Document text:
Ontario Releases Lighthearted “Barely High” Drugged Driving PSAs
In a new ad campaign, Ontario’s government opted to promote cannabis safety with humor, instead of fear.
Published on August 6, 2019

Sometimes, serious news is best delivered with a small dose of humor. And for government officials in Ontario, Canada, the push to curb drugged driving was the perfect opportunity to flex a few comedic bits.

Government of Ontario - Giggles from The Perlorian Brothers on Vimeo.

According to Fast Company, Ontario leaders are rolling out a new series of PSAs aimed at lightly encouraging recreational cannabis users to keep their car keys pocketed while smoking weed — even if the intoxication isn’t overwhelming.

But instead of chastising pot users for possessing poor judgement or impeded senses, the “Barely High” ad campaign takes a softer approach. Produced by the agency McCann Canada and directed by The Perlorian Brothers, the series of 15 second spots embrace the weird and wacky parts of pot consumption, from bouts of giggles to uncontrollable dancing. 

Government of Ontario - Dance from The Perlorian Brothers on Vimeo.

Government of Ontario - Toes from The Perlorian Brothers on Vimeo.

Available data:
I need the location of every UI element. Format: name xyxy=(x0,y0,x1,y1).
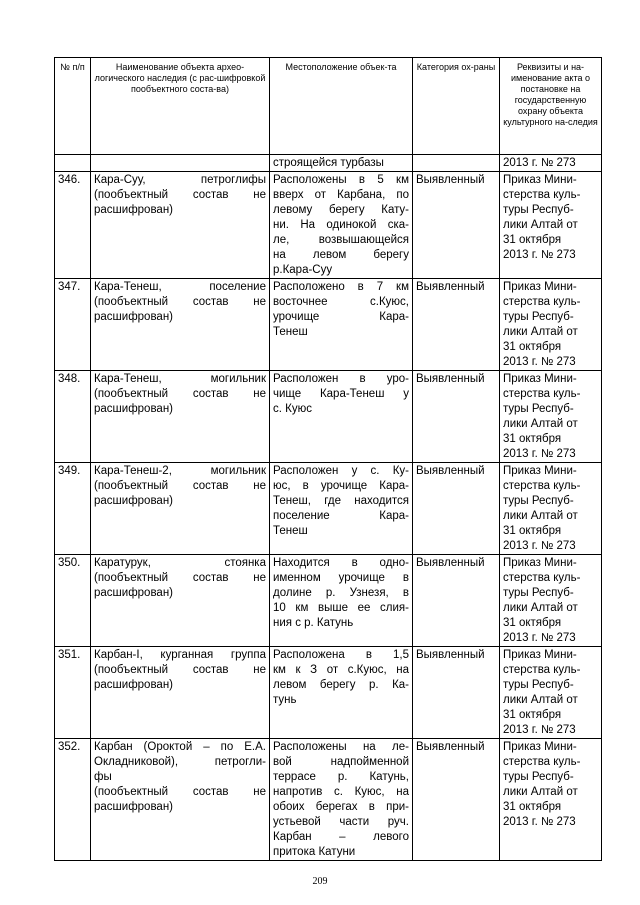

Requirements: Edit the Ontario PSA article, starting with "Ontario Releases Lighthearted" and going on through "intoxication isn’t overwhelming.". Put "comedy" in place of "humor".

Full response:
Ontario Releases Lighthearted “Barely High” Drugged Driving PSAs
In a new ad campaign, Ontario’s government opted to promote cannabis safety with comedy, instead of fear.
Published on August 6, 2019

Sometimes, serious news is best delivered with a small dose of comedy. And for government officials in Ontario, Canada, the push to curb drugged driving was the perfect opportunity to flex a few comedic bits.

Government of Ontario - Giggles from The Perlorian Brothers on Vimeo.

According to Fast Company, Ontario leaders are rolling out a new series of PSAs aimed at lightly encouraging recreational cannabis users to keep their car keys pocketed while smoking weed — even if the intoxication isn’t overwhelming.